(Collected data entries)

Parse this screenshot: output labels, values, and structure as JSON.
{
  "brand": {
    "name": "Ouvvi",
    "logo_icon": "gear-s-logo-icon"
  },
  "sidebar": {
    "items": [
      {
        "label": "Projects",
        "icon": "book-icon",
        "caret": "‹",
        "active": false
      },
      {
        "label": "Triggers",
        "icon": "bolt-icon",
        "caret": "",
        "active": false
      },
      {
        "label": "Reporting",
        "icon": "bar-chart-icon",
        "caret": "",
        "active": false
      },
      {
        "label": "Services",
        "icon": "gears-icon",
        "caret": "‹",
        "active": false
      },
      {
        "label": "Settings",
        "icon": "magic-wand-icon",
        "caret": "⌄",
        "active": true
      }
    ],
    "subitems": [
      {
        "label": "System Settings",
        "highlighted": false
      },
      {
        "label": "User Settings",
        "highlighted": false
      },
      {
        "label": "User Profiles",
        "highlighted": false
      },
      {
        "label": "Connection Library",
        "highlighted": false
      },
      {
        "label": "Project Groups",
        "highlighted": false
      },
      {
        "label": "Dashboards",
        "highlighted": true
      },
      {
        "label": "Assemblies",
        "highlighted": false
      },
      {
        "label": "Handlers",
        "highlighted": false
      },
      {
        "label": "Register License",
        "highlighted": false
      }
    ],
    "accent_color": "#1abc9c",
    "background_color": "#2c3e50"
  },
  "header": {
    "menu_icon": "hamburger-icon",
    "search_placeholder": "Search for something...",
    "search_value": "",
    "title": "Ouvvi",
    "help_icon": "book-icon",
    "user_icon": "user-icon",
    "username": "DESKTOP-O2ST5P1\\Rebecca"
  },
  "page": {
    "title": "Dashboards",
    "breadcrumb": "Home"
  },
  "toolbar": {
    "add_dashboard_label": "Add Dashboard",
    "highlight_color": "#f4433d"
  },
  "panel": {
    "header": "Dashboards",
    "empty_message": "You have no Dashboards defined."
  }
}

...

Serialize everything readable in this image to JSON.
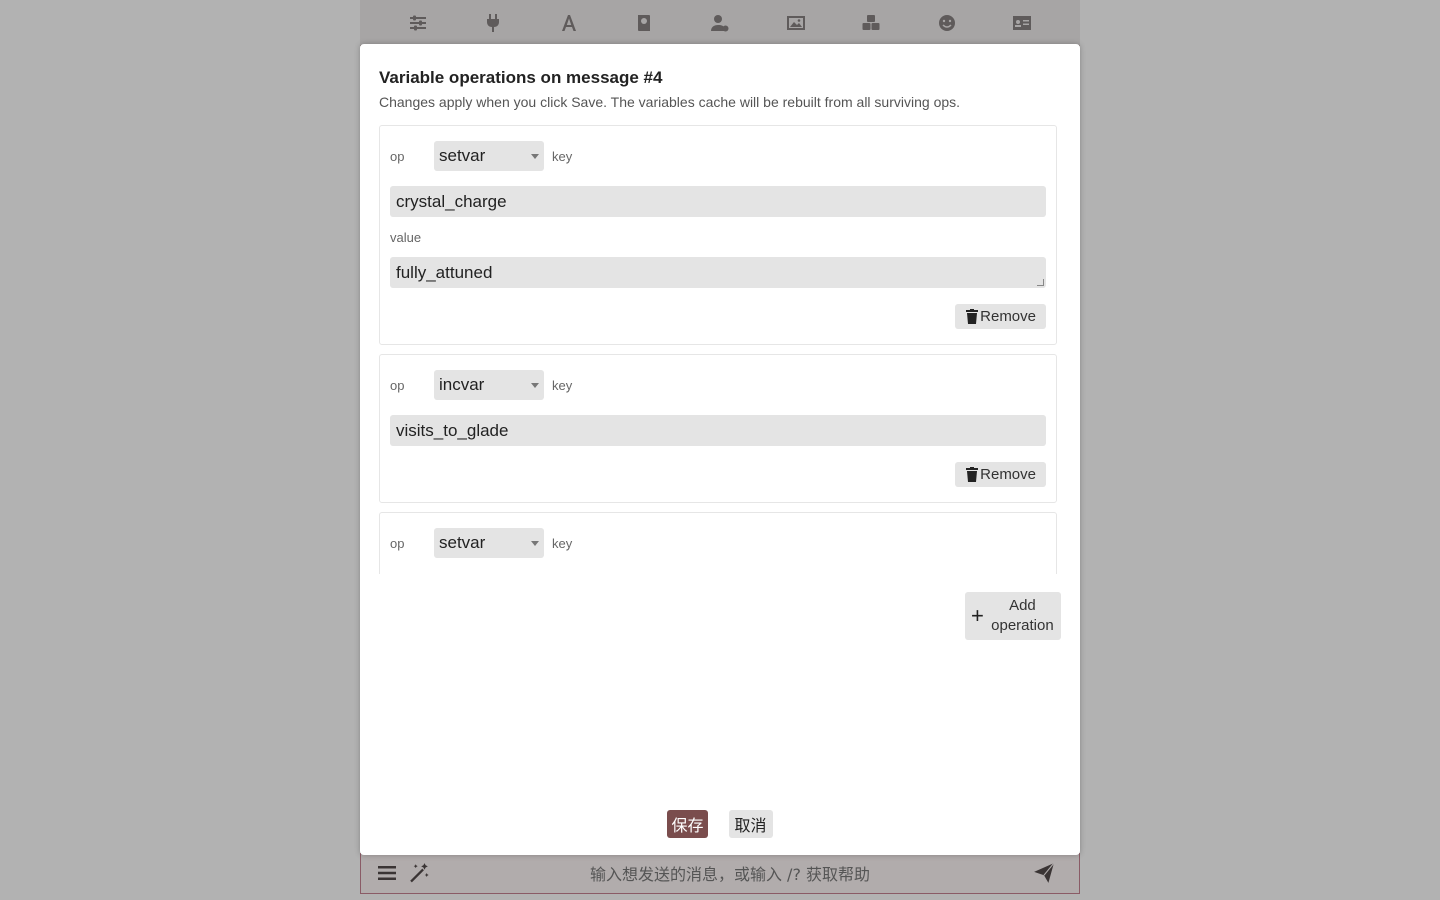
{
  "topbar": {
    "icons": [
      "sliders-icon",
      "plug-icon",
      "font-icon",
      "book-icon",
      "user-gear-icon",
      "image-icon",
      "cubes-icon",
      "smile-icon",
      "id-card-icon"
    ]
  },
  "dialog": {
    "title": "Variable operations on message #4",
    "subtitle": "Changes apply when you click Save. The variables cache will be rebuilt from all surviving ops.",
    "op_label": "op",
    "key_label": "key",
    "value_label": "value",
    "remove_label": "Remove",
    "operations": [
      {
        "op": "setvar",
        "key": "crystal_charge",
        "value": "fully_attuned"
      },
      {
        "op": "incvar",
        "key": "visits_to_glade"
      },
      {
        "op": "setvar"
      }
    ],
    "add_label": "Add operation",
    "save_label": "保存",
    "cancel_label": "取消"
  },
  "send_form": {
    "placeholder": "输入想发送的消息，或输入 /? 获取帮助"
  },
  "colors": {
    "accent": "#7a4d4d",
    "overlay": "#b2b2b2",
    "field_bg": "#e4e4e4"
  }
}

• WHAT TO WORK ON
Scan the material above for the string "Dashboards" and return the lines that hold it.

• OUTPUT
        "label": "Dashboards",
    "title": "Dashboards",
    "header": "Dashboards",
    "empty_message": "You have no Dashboards defined."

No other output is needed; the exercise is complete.